__EXERCISE OBJECTIVE__: Restate each of the lines given below, word for word.

(Stored data)
──────────────────────────────

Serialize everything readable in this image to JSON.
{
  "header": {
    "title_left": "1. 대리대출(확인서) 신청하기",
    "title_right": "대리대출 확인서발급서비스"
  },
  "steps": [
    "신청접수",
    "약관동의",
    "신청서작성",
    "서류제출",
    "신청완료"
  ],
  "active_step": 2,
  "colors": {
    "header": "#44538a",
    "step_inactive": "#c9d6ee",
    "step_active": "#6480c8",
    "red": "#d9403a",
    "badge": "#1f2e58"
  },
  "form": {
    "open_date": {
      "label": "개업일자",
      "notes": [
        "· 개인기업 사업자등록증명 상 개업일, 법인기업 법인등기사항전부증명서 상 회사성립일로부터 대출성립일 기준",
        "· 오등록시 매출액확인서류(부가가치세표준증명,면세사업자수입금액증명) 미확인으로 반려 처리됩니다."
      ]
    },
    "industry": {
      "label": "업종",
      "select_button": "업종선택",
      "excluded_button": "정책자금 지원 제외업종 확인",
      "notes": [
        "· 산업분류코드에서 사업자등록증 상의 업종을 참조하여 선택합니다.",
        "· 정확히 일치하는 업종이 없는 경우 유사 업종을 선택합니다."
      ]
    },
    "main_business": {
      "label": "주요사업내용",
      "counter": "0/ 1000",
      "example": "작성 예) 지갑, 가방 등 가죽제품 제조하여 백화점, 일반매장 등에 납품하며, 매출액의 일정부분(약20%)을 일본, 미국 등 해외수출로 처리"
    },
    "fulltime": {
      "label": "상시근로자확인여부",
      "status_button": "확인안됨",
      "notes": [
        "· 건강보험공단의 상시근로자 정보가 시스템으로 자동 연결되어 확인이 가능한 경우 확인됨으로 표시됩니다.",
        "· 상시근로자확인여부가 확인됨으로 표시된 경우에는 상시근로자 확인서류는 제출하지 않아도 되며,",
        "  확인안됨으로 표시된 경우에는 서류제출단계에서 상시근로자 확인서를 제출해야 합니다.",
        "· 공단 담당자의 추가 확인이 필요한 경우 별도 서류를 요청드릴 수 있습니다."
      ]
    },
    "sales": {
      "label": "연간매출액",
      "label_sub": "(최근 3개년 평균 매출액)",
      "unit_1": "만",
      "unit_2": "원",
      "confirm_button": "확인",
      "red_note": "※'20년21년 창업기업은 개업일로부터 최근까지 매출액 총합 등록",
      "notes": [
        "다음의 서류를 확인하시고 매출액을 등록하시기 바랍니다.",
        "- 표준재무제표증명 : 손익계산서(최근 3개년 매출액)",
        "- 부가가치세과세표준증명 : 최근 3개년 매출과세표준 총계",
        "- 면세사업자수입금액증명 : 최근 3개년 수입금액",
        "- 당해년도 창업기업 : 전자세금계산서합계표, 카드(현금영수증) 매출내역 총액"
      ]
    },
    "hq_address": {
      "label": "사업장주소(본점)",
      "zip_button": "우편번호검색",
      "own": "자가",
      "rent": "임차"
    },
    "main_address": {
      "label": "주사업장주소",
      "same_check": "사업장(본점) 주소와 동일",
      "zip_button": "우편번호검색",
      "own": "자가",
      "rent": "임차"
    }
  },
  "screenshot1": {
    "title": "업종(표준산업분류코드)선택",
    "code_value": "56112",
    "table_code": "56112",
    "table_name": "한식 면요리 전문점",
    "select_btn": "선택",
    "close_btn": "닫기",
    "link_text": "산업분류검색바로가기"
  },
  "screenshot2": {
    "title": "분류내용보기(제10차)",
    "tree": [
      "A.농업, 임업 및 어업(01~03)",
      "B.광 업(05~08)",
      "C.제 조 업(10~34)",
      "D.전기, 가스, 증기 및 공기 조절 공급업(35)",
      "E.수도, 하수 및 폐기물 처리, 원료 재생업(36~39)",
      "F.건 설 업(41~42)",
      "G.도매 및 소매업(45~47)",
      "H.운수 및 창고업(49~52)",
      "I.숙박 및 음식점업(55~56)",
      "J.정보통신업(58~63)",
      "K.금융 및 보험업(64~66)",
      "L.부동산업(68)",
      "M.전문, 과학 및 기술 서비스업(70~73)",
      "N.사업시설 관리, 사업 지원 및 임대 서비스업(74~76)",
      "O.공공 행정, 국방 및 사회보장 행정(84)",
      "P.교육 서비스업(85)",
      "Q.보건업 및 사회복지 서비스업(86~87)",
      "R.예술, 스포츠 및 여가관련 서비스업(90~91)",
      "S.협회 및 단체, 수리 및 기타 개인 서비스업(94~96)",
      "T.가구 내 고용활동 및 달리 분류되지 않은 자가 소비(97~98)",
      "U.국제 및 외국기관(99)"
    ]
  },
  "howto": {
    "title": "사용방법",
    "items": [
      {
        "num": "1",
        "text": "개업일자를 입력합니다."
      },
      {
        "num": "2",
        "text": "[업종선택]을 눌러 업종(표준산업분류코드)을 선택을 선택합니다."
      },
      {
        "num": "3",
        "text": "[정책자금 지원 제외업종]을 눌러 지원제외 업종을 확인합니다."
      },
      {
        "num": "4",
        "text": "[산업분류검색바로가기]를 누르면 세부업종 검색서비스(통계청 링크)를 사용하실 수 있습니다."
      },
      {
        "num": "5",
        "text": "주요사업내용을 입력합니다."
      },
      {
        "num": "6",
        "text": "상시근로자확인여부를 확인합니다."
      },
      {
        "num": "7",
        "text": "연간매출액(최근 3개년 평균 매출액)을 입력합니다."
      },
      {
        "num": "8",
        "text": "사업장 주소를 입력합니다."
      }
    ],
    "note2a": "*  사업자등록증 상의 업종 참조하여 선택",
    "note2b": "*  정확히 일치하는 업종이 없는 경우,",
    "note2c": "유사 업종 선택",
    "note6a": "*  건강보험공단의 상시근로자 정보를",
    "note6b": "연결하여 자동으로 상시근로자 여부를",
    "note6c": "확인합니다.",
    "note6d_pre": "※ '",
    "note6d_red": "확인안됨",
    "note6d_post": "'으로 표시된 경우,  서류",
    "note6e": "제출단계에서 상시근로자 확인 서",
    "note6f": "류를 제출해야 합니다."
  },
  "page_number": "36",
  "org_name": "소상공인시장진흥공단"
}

──────────────────────────────

__SOLUTION TO THE PROBLEM__:
Serialize everything readable in this image to JSON.
{
  "header": {
    "title_left": "1. 대리대출(확인서) 신청하기",
    "title_right": "대리대출 확인서발급서비스"
  },
  "steps": [
    "신청접수",
    "약관동의",
    "신청서작성",
    "서류제출",
    "신청완료"
  ],
  "active_step": 2,
  "colors": {
    "header": "#44538a",
    "step_inactive": "#c9d6ee",
    "step_active": "#6480c8",
    "red": "#d9403a",
    "badge": "#1f2e58"
  },
  "form": {
    "open_date": {
      "label": "개업일자",
      "notes": [
        "· 개인기업 사업자등록증명 상 개업일, 법인기업 법인등기사항전부증명서 상 회사성립일로부터 대출성립일 기준",
        "· 오등록시 매출액확인서류(부가가치세표준증명,면세사업자수입금액증명) 미확인으로 반려 처리됩니다."
      ]
    },
    "industry": {
      "label": "업종",
      "select_button": "업종선택",
      "excluded_button": "정책자금 지원 제외업종 확인",
      "notes": [
        "· 산업분류코드에서 사업자등록증 상의 업종을 참조하여 선택합니다.",
        "· 정확히 일치하는 업종이 없는 경우 유사 업종을 선택합니다."
      ]
    },
    "main_business": {
      "label": "주요사업내용",
      "counter": "0/ 1000",
      "example": "작성 예) 지갑, 가방 등 가죽제품 제조하여 백화점, 일반매장 등에 납품하며, 매출액의 일정부분(약20%)을 일본, 미국 등 해외수출로 처리"
    },
    "fulltime": {
      "label": "상시근로자확인여부",
      "status_button": "확인안됨",
      "notes": [
        "· 건강보험공단의 상시근로자 정보가 시스템으로 자동 연결되어 확인이 가능한 경우 확인됨으로 표시됩니다.",
        "· 상시근로자확인여부가 확인됨으로 표시된 경우에는 상시근로자 확인서류는 제출하지 않아도 되며,",
        "  확인안됨으로 표시된 경우에는 서류제출단계에서 상시근로자 확인서를 제출해야 합니다.",
        "· 공단 담당자의 추가 확인이 필요한 경우 별도 서류를 요청드릴 수 있습니다."
      ]
    },
    "sales": {
      "label": "연간매출액",
      "label_sub": "(최근 3개년 평균 매출액)",
      "unit_1": "만",
      "unit_2": "원",
      "confirm_button": "확인",
      "red_note": "※'20년21년 창업기업은 개업일로부터 최근까지 매출액 총합 등록",
      "notes": [
        "다음의 서류를 확인하시고 매출액을 등록하시기 바랍니다.",
        "- 표준재무제표증명 : 손익계산서(최근 3개년 매출액)",
        "- 부가가치세과세표준증명 : 최근 3개년 매출과세표준 총계",
        "- 면세사업자수입금액증명 : 최근 3개년 수입금액",
        "- 당해년도 창업기업 : 전자세금계산서합계표, 카드(현금영수증) 매출내역 총액"
      ]
    },
    "hq_address": {
      "label": "사업장주소(본점)",
      "zip_button": "우편번호검색",
      "own": "자가",
      "rent": "임차"
    },
    "main_address": {
      "label": "주사업장주소",
      "same_check": "사업장(본점) 주소와 동일",
      "zip_button": "우편번호검색",
      "own": "자가",
      "rent": "임차"
    }
  },
  "screenshot1": {
    "title": "업종(표준산업분류코드)선택",
    "code_value": "56112",
    "table_code": "56112",
    "table_name": "한식 면요리 전문점",
    "select_btn": "선택",
    "close_btn": "닫기",
    "link_text": "산업분류검색바로가기"
  },
  "screenshot2": {
    "title": "분류내용보기(제10차)",
    "tree": [
      "A.농업, 임업 및 어업(01~03)",
      "B.광 업(05~08)",
      "C.제 조 업(10~34)",
      "D.전기, 가스, 증기 및 공기 조절 공급업(35)",
      "E.수도, 하수 및 폐기물 처리, 원료 재생업(36~39)",
      "F.건 설 업(41~42)",
      "G.도매 및 소매업(45~47)",
      "H.운수 및 창고업(49~52)",
      "I.숙박 및 음식점업(55~56)",
      "J.정보통신업(58~63)",
      "K.금융 및 보험업(64~66)",
      "L.부동산업(68)",
      "M.전문, 과학 및 기술 서비스업(70~73)",
      "N.사업시설 관리, 사업 지원 및 임대 서비스업(74~76)",
      "O.공공 행정, 국방 및 사회보장 행정(84)",
      "P.교육 서비스업(85)",
      "Q.보건업 및 사회복지 서비스업(86~87)",
      "R.예술, 스포츠 및 여가관련 서비스업(90~91)",
      "S.협회 및 단체, 수리 및 기타 개인 서비스업(94~96)",
      "T.가구 내 고용활동 및 달리 분류되지 않은 자가 소비(97~98)",
      "U.국제 및 외국기관(99)"
    ]
  },
  "howto": {
    "title": "사용방법",
    "items": [
      {
        "num": "1",
        "text": "개업일자를 입력합니다."
      },
      {
        "num": "2",
        "text": "[업종선택]을 눌러 업종(표준산업분류코드)을 선택을 선택합니다."
      },
      {
        "num": "3",
        "text": "[정책자금 지원 제외업종]을 눌러 지원제외 업종을 확인합니다."
      },
      {
        "num": "4",
        "text": "[산업분류검색바로가기]를 누르면 세부업종 검색서비스(통계청 링크)를 사용하실 수 있습니다."
      },
      {
        "num": "5",
        "text": "주요사업내용을 입력합니다."
      },
      {
        "num": "6",
        "text": "상시근로자확인여부를 확인합니다."
      },
      {
        "num": "7",
        "text": "연간매출액(최근 3개년 평균 매출액)을 입력합니다."
      },
      {
        "num": "8",
        "text": "사업장 주소를 입력합니다."
      }
    ],
    "note2a": "*  사업자등록증 상의 업종 참조하여 선택",
    "note2b": "*  정확히 일치하는 업종이 없는 경우,",
    "note2c": "유사 업종 선택",
    "note6a": "*  건강보험공단의 상시근로자 정보를",
    "note6b": "연결하여 자동으로 상시근로자 여부를",
    "note6c": "확인합니다.",
    "note6d_pre": "※ '",
    "note6d_red": "확인안됨",
    "note6d_post": "'으로 표시된 경우,  서류",
    "note6e": "제출단계에서 상시근로자 확인 서",
    "note6f": "류를 제출해야 합니다."
  },
  "page_number": "36",
  "org_name": "소상공인시장진흥공단"
}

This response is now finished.